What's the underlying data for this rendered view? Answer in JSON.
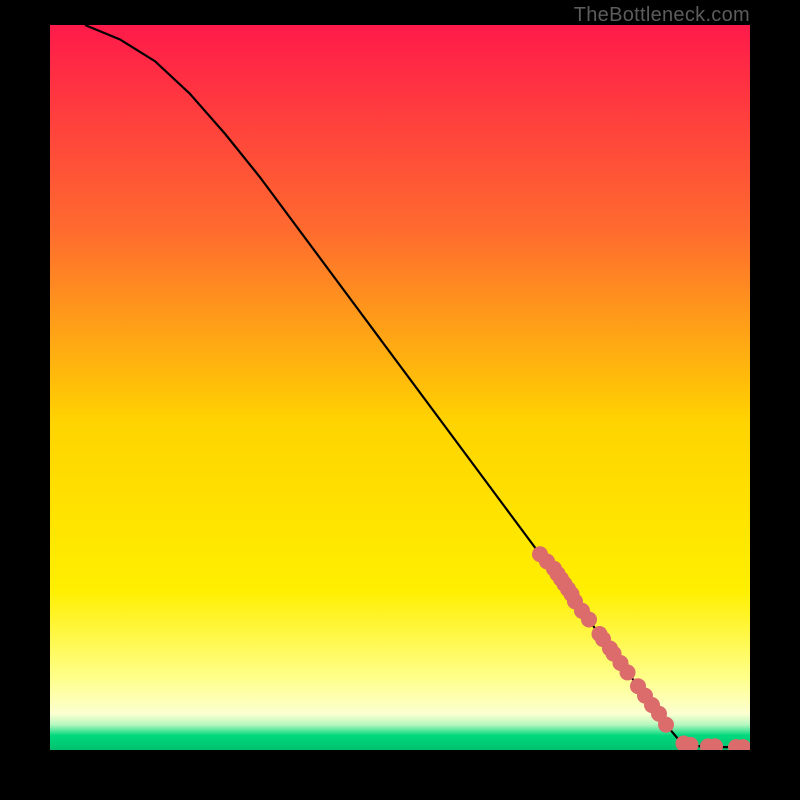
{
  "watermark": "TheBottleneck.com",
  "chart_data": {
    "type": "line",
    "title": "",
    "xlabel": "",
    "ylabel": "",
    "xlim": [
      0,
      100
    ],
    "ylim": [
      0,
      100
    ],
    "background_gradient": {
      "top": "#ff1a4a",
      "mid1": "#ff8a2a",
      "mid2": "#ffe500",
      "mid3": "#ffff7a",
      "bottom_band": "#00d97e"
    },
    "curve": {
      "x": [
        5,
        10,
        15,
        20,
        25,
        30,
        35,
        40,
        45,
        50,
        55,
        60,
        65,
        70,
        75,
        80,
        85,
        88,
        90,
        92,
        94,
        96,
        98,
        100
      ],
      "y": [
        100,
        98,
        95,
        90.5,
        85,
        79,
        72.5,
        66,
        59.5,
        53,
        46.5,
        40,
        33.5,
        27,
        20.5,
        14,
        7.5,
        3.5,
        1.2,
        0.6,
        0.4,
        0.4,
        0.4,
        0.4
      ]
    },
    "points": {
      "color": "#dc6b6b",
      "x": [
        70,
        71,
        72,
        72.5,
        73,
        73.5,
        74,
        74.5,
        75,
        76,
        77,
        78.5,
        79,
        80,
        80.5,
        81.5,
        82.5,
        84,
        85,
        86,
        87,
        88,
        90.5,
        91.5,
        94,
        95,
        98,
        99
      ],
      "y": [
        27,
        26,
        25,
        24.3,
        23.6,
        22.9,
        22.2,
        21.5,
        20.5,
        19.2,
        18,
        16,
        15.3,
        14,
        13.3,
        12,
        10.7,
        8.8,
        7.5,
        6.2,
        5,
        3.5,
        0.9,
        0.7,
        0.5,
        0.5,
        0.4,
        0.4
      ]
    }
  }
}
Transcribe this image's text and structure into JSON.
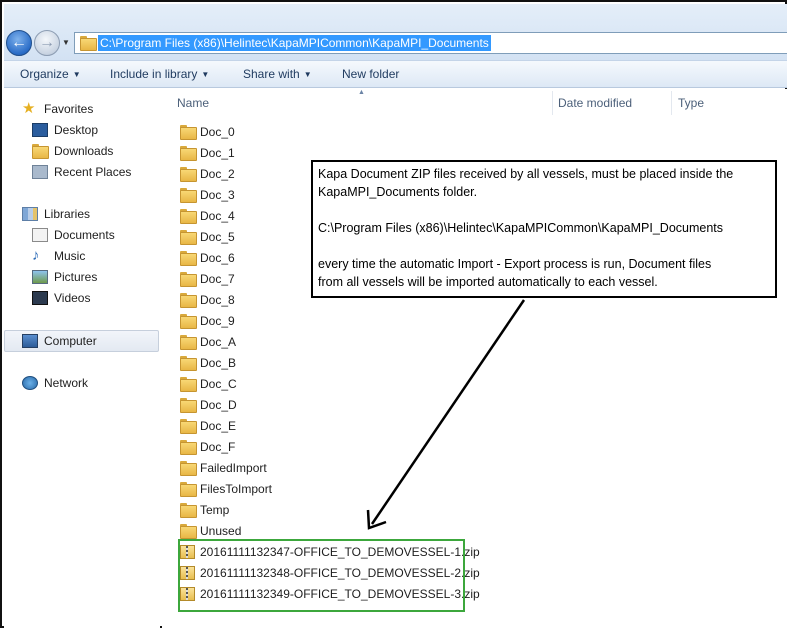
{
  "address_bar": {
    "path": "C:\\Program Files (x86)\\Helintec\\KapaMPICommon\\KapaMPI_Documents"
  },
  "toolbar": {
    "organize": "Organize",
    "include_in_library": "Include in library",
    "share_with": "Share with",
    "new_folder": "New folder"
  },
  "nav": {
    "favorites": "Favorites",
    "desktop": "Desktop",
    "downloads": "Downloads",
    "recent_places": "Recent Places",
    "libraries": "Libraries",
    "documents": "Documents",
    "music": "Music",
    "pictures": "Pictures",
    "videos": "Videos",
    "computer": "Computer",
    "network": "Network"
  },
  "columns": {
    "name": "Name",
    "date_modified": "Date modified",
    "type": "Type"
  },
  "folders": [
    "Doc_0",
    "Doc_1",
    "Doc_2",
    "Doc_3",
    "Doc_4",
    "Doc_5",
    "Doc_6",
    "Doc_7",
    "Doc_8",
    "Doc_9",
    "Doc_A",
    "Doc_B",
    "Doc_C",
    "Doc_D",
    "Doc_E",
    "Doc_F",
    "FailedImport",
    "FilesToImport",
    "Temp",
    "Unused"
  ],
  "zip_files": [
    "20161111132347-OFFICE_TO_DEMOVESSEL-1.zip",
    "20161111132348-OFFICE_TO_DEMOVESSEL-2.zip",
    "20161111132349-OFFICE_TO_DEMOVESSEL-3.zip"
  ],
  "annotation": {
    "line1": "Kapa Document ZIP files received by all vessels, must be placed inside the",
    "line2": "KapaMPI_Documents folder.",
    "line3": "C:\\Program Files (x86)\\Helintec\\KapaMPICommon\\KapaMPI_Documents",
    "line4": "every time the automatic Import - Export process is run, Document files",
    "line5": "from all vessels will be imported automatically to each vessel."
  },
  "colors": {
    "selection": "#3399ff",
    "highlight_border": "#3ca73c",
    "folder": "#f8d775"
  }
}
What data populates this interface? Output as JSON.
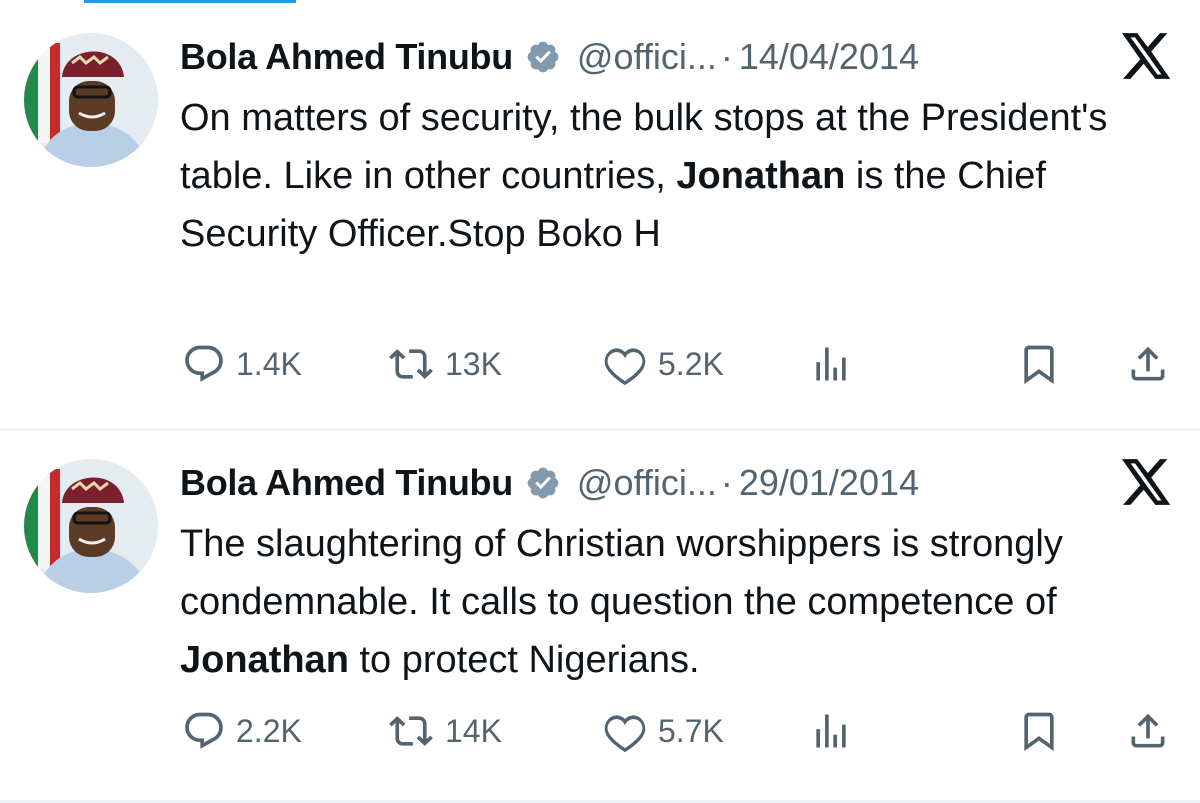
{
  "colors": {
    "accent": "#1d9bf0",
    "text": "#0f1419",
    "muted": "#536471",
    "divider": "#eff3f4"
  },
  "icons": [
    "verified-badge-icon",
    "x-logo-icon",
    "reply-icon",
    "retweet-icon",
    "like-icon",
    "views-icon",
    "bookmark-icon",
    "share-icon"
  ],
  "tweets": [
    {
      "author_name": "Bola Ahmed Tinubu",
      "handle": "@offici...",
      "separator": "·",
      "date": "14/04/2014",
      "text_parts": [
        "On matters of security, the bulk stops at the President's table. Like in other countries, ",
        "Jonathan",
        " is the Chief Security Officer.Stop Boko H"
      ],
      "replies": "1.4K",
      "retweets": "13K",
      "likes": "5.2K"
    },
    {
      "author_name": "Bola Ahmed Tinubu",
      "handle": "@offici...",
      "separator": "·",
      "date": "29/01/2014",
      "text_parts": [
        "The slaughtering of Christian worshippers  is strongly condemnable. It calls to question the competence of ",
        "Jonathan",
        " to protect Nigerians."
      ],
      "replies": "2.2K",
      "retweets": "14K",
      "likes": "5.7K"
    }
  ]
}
***
REQUIREMENTS ▸ Restate the records word for word, omitting images.

THE COMPLETED TASK ▸
What's the underlying data for this rendered view? Answer in JSON.
{
  "watermark": "TheBottleneck.com",
  "chart_data": {
    "type": "line",
    "title": "",
    "xlabel": "",
    "ylabel": "",
    "xlim": [
      0,
      100
    ],
    "ylim": [
      0,
      100
    ],
    "background_gradient": {
      "top": "#ff1a4a",
      "mid1": "#ff8a2a",
      "mid2": "#ffe500",
      "mid3": "#ffff7a",
      "bottom_band": "#00d97e"
    },
    "curve": {
      "x": [
        5,
        10,
        15,
        20,
        25,
        30,
        35,
        40,
        45,
        50,
        55,
        60,
        65,
        70,
        75,
        80,
        85,
        88,
        90,
        92,
        94,
        96,
        98,
        100
      ],
      "y": [
        100,
        98,
        95,
        90.5,
        85,
        79,
        72.5,
        66,
        59.5,
        53,
        46.5,
        40,
        33.5,
        27,
        20.5,
        14,
        7.5,
        3.5,
        1.2,
        0.6,
        0.4,
        0.4,
        0.4,
        0.4
      ]
    },
    "points": {
      "color": "#dc6b6b",
      "x": [
        70,
        71,
        72,
        72.5,
        73,
        73.5,
        74,
        74.5,
        75,
        76,
        77,
        78.5,
        79,
        80,
        80.5,
        81.5,
        82.5,
        84,
        85,
        86,
        87,
        88,
        90.5,
        91.5,
        94,
        95,
        98,
        99
      ],
      "y": [
        27,
        26,
        25,
        24.3,
        23.6,
        22.9,
        22.2,
        21.5,
        20.5,
        19.2,
        18,
        16,
        15.3,
        14,
        13.3,
        12,
        10.7,
        8.8,
        7.5,
        6.2,
        5,
        3.5,
        0.9,
        0.7,
        0.5,
        0.5,
        0.4,
        0.4
      ]
    }
  }
}
Transcribe this image's text and structure into JSON.
{
  "address_bar": {
    "path": "C:\\Program Files (x86)\\Helintec\\KapaMPICommon\\KapaMPI_Documents"
  },
  "toolbar": {
    "organize": "Organize",
    "include_in_library": "Include in library",
    "share_with": "Share with",
    "new_folder": "New folder"
  },
  "nav": {
    "favorites": "Favorites",
    "desktop": "Desktop",
    "downloads": "Downloads",
    "recent_places": "Recent Places",
    "libraries": "Libraries",
    "documents": "Documents",
    "music": "Music",
    "pictures": "Pictures",
    "videos": "Videos",
    "computer": "Computer",
    "network": "Network"
  },
  "columns": {
    "name": "Name",
    "date_modified": "Date modified",
    "type": "Type"
  },
  "folders": [
    "Doc_0",
    "Doc_1",
    "Doc_2",
    "Doc_3",
    "Doc_4",
    "Doc_5",
    "Doc_6",
    "Doc_7",
    "Doc_8",
    "Doc_9",
    "Doc_A",
    "Doc_B",
    "Doc_C",
    "Doc_D",
    "Doc_E",
    "Doc_F",
    "FailedImport",
    "FilesToImport",
    "Temp",
    "Unused"
  ],
  "zip_files": [
    "20161111132347-OFFICE_TO_DEMOVESSEL-1.zip",
    "20161111132348-OFFICE_TO_DEMOVESSEL-2.zip",
    "20161111132349-OFFICE_TO_DEMOVESSEL-3.zip"
  ],
  "annotation": {
    "line1": "Kapa Document ZIP files received by all vessels, must be placed inside the",
    "line2": "KapaMPI_Documents folder.",
    "line3": "C:\\Program Files (x86)\\Helintec\\KapaMPICommon\\KapaMPI_Documents",
    "line4": "every time the automatic Import - Export process is run, Document files",
    "line5": "from all vessels will be imported automatically to each vessel."
  },
  "colors": {
    "selection": "#3399ff",
    "highlight_border": "#3ca73c",
    "folder": "#f8d775"
  }
}
What data populates this interface? Output as JSON.
{
  "colors": {
    "accent": "#1d9bf0",
    "text": "#0f1419",
    "muted": "#536471",
    "divider": "#eff3f4"
  },
  "icons": [
    "verified-badge-icon",
    "x-logo-icon",
    "reply-icon",
    "retweet-icon",
    "like-icon",
    "views-icon",
    "bookmark-icon",
    "share-icon"
  ],
  "tweets": [
    {
      "author_name": "Bola Ahmed Tinubu",
      "handle": "@offici...",
      "separator": "·",
      "date": "14/04/2014",
      "text_parts": [
        "On matters of security, the bulk stops at the President's table. Like in other countries, ",
        "Jonathan",
        " is the Chief Security Officer.Stop Boko H"
      ],
      "replies": "1.4K",
      "retweets": "13K",
      "likes": "5.2K"
    },
    {
      "author_name": "Bola Ahmed Tinubu",
      "handle": "@offici...",
      "separator": "·",
      "date": "29/01/2014",
      "text_parts": [
        "The slaughtering of Christian worshippers  is strongly condemnable. It calls to question the competence of ",
        "Jonathan",
        " to protect Nigerians."
      ],
      "replies": "2.2K",
      "retweets": "14K",
      "likes": "5.7K"
    }
  ]
}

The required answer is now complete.